_What needs to be done_
Carry on the open letter about keeping art and music in Los Angeles schools, together with its responses, from the point where the page stops.

_Reading passage_
Any parent knows children spend most of their day involved in healthy imagination oriented play and in turn, that play develops into creative critical thinking. Did nature and God make this attractive to children just because it’s fun?

No, no, no!

The Arts are necessary for growing minds and lifelong happiness. I implore those responsible for these decisions to keep art and music in the schools lest we risk dooming our children to lives of emotional despair.

Lynn Harrell

3 Responses to An Open Letter To The Los Angeles Unified School District

  1. Steven Honigberg February 12, 2012 at 11:03 am #

    As a parent of musical children I applaud your letter. Although I didn’t have a healthy musical system in place in my elementary, junior high and high schools growing up in the 1970s, I (my parents) found it elsewhere for me in the city of Chicago (youth orchestra, civic orchestra, Frank Miller and Karl Fruh). In Washington DC, I routinely see children carrying their tiny instruments into school. Don’t eliminate this valuable and healthy outlet for our children. Bravo Lynn.
    -Steven Honigberg

  2. Bradley Greer March 21, 2012 at 7:14 am #

    Thank you for writing this letter.
    The arts in public schools are dwindling, not only due to budget cuts, but because of the misguided obsession with the almighty test, and we need to do everything possible to prevent the complete obliteration of arts for our children.
    Great artists like you, Mr. Harrell, go a long way toward bringing this travesty to light.
    Thank you!

_Provided information_
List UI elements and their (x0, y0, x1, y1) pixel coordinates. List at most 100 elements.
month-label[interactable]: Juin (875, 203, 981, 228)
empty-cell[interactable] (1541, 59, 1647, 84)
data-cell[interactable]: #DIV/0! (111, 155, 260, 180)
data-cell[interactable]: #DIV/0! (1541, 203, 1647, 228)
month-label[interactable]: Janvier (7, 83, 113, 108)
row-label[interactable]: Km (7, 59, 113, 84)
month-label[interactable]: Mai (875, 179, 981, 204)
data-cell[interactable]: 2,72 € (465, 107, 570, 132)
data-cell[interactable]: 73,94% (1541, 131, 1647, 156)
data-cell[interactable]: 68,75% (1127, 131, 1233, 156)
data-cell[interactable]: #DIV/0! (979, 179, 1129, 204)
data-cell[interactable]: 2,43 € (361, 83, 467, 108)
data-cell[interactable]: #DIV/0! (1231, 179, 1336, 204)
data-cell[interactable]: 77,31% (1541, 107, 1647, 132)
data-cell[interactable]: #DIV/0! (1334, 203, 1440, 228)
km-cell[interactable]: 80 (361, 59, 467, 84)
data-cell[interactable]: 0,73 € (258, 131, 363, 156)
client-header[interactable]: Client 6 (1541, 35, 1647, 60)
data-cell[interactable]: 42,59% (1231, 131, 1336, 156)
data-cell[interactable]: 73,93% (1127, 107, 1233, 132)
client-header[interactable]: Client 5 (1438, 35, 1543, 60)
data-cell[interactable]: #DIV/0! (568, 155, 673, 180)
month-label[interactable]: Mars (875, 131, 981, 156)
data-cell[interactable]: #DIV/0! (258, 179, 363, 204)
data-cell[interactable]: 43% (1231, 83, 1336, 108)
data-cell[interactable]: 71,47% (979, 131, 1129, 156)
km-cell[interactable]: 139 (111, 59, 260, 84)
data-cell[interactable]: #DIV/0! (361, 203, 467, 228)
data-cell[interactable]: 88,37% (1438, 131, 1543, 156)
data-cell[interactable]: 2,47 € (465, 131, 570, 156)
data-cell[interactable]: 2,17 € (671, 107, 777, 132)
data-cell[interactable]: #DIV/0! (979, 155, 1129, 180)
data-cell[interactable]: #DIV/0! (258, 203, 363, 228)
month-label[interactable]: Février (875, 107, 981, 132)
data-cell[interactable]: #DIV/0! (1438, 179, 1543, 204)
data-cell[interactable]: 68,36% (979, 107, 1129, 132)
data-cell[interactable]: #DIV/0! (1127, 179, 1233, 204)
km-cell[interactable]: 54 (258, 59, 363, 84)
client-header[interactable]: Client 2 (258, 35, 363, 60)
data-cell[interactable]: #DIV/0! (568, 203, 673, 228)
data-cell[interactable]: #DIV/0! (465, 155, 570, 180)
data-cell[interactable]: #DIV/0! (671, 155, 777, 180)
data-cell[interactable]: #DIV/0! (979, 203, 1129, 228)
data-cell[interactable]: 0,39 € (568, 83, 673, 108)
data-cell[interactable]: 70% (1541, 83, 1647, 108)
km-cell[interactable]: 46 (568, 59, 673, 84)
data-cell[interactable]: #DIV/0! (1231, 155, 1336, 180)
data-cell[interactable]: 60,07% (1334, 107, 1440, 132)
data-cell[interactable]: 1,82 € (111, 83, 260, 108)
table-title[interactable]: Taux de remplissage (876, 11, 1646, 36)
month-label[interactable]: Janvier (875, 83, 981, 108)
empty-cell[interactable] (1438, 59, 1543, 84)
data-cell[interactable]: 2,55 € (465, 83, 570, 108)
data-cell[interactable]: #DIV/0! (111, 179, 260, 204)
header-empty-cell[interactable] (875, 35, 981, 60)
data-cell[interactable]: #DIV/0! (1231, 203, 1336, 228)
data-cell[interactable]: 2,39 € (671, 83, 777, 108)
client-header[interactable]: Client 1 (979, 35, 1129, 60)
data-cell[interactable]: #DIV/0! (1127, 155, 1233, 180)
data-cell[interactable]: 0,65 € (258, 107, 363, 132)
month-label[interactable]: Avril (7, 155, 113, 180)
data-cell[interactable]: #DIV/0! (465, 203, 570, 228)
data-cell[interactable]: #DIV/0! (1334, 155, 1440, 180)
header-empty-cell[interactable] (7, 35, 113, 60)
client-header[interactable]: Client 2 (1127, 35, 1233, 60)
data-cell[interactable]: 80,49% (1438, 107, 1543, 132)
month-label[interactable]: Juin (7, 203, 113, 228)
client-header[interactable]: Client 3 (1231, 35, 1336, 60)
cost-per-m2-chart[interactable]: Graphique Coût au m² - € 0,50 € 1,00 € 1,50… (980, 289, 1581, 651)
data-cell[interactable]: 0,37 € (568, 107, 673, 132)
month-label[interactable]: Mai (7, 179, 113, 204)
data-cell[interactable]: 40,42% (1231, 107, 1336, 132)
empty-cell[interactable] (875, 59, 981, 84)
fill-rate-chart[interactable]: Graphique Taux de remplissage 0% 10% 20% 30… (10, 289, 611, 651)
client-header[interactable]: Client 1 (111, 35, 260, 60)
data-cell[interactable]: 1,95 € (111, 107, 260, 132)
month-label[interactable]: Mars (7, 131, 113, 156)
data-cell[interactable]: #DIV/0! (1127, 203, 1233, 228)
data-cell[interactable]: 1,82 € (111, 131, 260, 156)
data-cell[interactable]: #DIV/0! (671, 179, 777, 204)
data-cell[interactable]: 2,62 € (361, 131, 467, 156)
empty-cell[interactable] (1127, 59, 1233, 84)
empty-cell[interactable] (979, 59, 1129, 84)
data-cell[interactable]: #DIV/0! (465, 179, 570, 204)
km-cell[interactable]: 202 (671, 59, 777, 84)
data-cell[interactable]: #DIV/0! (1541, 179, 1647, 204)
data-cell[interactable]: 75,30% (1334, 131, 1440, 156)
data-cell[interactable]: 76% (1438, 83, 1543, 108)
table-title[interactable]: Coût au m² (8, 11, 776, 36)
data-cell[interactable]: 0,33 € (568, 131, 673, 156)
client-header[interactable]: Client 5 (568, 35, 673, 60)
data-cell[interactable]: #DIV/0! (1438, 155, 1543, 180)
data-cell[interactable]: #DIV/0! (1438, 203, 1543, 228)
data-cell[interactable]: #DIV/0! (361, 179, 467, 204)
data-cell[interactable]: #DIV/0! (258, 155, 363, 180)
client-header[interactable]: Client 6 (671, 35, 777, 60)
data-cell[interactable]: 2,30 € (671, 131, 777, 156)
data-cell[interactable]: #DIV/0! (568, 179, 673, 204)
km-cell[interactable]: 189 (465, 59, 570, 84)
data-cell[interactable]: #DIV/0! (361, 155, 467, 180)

_Response for this exercise_
    Bradley Greer
    Art Teacher, LAUSD

  3. Robert Dean June 4, 2015 at 7:12 am #

    The abomination in this is that school administrators and school boards are only acting out of self-interest in protecting their jobs through compliance with what they know to be wrong. There are very few of them who are willing to listen to parents and community leaders and act in the best interest of children. It is not about the money. It’s about values, and the cowardly school leaders who won’t speak out for fear of losing their positions. Thus, we have schools systems where cheating and teaching test answers are becoming the norm. And that, my art-loving friends, is the value that kids are learning from this. Students know that testing is a game to be played and won at whatever cost. So the values that one learns through musical activities- hard work, discipline, reliance on team effort, appreciation of world cultures, and expression of emotions- become replaced by the values of expediency and doing the minimum required. Thank you, Mr. Harrell, for lending your voice to this cause. I have followed your career for many years, and have confidence that people, such as yourself, are going to be listened to.